--- BEGIN MATERIAL SHOWN ---

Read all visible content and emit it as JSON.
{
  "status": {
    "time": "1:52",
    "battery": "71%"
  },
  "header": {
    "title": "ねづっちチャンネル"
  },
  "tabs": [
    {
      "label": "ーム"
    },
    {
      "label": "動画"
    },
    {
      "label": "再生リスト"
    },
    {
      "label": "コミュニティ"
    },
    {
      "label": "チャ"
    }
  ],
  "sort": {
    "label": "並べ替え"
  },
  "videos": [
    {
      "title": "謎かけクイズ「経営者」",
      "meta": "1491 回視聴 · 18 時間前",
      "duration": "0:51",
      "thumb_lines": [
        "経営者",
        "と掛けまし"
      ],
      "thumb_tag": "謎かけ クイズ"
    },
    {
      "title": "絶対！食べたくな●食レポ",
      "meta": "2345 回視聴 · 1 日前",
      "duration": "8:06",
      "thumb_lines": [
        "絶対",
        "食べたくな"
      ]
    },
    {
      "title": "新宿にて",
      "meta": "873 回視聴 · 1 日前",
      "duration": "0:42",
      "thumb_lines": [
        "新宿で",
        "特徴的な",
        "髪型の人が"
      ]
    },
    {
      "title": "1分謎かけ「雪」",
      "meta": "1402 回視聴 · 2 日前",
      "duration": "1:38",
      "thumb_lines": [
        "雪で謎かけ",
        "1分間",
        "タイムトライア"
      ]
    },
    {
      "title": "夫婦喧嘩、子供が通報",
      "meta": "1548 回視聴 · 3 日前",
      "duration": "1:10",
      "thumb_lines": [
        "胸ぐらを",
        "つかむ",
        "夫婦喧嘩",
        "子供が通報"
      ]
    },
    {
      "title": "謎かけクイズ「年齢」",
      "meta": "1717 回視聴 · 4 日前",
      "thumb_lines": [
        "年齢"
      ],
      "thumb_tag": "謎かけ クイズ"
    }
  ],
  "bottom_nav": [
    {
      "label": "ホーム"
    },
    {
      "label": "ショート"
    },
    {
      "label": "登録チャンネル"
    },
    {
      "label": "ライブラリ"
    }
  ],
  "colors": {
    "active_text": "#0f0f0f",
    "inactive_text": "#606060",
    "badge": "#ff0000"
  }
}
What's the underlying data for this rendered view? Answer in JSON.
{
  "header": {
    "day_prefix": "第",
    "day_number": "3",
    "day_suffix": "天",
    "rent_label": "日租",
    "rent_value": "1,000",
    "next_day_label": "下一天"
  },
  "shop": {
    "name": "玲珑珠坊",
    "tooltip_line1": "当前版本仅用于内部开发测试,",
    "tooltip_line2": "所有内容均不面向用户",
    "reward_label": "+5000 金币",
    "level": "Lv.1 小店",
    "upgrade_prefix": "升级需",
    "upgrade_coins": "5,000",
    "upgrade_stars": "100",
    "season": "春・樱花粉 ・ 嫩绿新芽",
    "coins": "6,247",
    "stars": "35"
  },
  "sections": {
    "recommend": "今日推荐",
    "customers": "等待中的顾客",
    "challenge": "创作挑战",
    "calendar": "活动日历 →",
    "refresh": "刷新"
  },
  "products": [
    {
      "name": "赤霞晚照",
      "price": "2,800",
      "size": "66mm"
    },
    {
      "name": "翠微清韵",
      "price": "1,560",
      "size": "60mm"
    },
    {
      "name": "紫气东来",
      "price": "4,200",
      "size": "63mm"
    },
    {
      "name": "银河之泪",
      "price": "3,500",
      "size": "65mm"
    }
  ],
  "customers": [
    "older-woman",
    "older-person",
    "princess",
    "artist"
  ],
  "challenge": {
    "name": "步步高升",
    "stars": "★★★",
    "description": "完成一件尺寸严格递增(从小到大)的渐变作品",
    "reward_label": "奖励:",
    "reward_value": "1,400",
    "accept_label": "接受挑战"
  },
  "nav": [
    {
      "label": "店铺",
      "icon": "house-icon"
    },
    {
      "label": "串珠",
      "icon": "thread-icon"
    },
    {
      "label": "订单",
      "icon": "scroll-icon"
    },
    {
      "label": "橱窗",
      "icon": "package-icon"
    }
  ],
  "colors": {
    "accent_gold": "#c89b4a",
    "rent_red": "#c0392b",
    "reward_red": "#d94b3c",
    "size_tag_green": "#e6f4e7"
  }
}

--- END MATERIAL SHOWN ---

(WHAT THIS TASK INVOLVES): From the data above, gather every line that includes the word "icon".

(EXERCISE RESPONSE):
      "icon": "house-icon"
      "icon": "thread-icon"
      "icon": "scroll-icon"
      "icon": "package-icon"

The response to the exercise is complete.